# [TO DO]
You are to retype all of the data exactly as it appears.

[START OF LISTED ENTRIES]

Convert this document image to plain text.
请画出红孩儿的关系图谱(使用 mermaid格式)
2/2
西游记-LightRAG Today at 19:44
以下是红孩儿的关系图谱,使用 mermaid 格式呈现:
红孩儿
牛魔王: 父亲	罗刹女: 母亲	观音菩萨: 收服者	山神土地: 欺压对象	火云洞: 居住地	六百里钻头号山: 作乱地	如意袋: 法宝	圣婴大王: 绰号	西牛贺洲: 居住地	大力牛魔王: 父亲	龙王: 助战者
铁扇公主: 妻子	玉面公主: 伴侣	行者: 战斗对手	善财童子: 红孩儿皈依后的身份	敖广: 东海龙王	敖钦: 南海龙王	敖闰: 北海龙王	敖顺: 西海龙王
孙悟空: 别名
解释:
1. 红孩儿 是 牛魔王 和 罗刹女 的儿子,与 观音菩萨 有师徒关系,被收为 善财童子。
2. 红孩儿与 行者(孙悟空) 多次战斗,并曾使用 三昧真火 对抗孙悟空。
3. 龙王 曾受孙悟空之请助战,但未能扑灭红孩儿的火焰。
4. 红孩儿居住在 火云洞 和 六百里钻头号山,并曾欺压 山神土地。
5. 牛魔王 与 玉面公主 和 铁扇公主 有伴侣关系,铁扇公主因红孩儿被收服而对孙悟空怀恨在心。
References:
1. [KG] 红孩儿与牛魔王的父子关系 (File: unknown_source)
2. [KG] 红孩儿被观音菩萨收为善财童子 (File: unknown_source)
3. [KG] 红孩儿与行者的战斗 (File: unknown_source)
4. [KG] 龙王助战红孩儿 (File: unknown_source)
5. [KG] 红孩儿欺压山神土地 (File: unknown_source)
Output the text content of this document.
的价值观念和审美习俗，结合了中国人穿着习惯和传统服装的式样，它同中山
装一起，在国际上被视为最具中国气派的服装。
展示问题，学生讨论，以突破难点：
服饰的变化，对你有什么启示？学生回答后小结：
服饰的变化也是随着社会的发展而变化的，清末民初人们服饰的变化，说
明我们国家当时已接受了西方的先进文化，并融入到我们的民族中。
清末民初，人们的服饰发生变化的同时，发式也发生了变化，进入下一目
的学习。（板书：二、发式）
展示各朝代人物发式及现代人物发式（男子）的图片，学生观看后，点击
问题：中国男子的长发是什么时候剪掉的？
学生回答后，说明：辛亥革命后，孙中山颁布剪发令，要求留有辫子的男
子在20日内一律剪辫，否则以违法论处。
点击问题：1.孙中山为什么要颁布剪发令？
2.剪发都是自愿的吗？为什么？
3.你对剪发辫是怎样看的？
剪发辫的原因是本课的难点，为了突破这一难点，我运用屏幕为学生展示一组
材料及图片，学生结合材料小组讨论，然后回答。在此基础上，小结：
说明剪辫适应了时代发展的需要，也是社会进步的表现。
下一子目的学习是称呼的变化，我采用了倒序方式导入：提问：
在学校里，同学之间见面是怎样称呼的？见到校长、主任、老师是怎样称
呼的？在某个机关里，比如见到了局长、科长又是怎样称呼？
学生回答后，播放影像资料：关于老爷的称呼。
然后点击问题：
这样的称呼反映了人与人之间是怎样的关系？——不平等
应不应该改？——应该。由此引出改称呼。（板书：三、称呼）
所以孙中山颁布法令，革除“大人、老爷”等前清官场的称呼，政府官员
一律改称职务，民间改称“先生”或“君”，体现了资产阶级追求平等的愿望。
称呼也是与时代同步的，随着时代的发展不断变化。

[END OF LISTED ENTRIES]

# [EXERCISE OUTPUT]
Convert this document image to plain text.
请画出红孩儿的关系图谱(使用 mermaid格式)
2/2
西游记-LightRAG Today at 19:44
以下是红孩儿的关系图谱,使用 mermaid 格式呈现:
红孩儿
牛魔王: 父亲	罗刹女: 母亲	观音菩萨: 收服者	山神土地: 欺压对象	火云洞: 居住地	六百里钻头号山: 作乱地	如意袋: 法宝	圣婴大王: 绰号	西牛贺洲: 居住地	大力牛魔王: 父亲	龙王: 助战者
铁扇公主: 妻子	玉面公主: 伴侣	行者: 战斗对手	善财童子: 红孩儿皈依后的身份	敖广: 东海龙王	敖钦: 南海龙王	敖闰: 北海龙王	敖顺: 西海龙王
孙悟空: 别名
解释:
1. 红孩儿 是 牛魔王 和 罗刹女 的儿子,与 观音菩萨 有师徒关系,被收为 善财童子。
2. 红孩儿与 行者(孙悟空) 多次战斗,并曾使用 三昧真火 对抗孙悟空。
3. 龙王 曾受孙悟空之请助战,但未能扑灭红孩儿的火焰。
4. 红孩儿居住在 火云洞 和 六百里钻头号山,并曾欺压 山神土地。
5. 牛魔王 与 玉面公主 和 铁扇公主 有伴侣关系,铁扇公主因红孩儿被收服而对孙悟空怀恨在心。
References:
1. [KG] 红孩儿与牛魔王的父子关系 (File: unknown_source)
2. [KG] 红孩儿被观音菩萨收为善财童子 (File: unknown_source)
3. [KG] 红孩儿与行者的战斗 (File: unknown_source)
4. [KG] 龙王助战红孩儿 (File: unknown_source)
5. [KG] 红孩儿欺压山神土地 (File: unknown_source)
Output the text content of this document.
的价值观念和审美习俗，结合了中国人穿着习惯和传统服装的式样，它同中山
装一起，在国际上被视为最具中国气派的服装。
展示问题，学生讨论，以突破难点：
服饰的变化，对你有什么启示？学生回答后小结：
服饰的变化也是随着社会的发展而变化的，清末民初人们服饰的变化，说
明我们国家当时已接受了西方的先进文化，并融入到我们的民族中。
清末民初，人们的服饰发生变化的同时，发式也发生了变化，进入下一目
的学习。（板书：二、发式）
展示各朝代人物发式及现代人物发式（男子）的图片，学生观看后，点击
问题：中国男子的长发是什么时候剪掉的？
学生回答后，说明：辛亥革命后，孙中山颁布剪发令，要求留有辫子的男
子在20日内一律剪辫，否则以违法论处。
点击问题：1.孙中山为什么要颁布剪发令？
2.剪发都是自愿的吗？为什么？
3.你对剪发辫是怎样看的？
剪发辫的原因是本课的难点，为了突破这一难点，我运用屏幕为学生展示一组
材料及图片，学生结合材料小组讨论，然后回答。在此基础上，小结：
说明剪辫适应了时代发展的需要，也是社会进步的表现。
下一子目的学习是称呼的变化，我采用了倒序方式导入：提问：
在学校里，同学之间见面是怎样称呼的？见到校长、主任、老师是怎样称
呼的？在某个机关里，比如见到了局长、科长又是怎样称呼？
学生回答后，播放影像资料：关于老爷的称呼。
然后点击问题：
这样的称呼反映了人与人之间是怎样的关系？——不平等
应不应该改？——应该。由此引出改称呼。（板书：三、称呼）
所以孙中山颁布法令，革除“大人、老爷”等前清官场的称呼，政府官员
一律改称职务，民间改称“先生”或“君”，体现了资产阶级追求平等的愿望。
称呼也是与时代同步的，随着时代的发展不断变化。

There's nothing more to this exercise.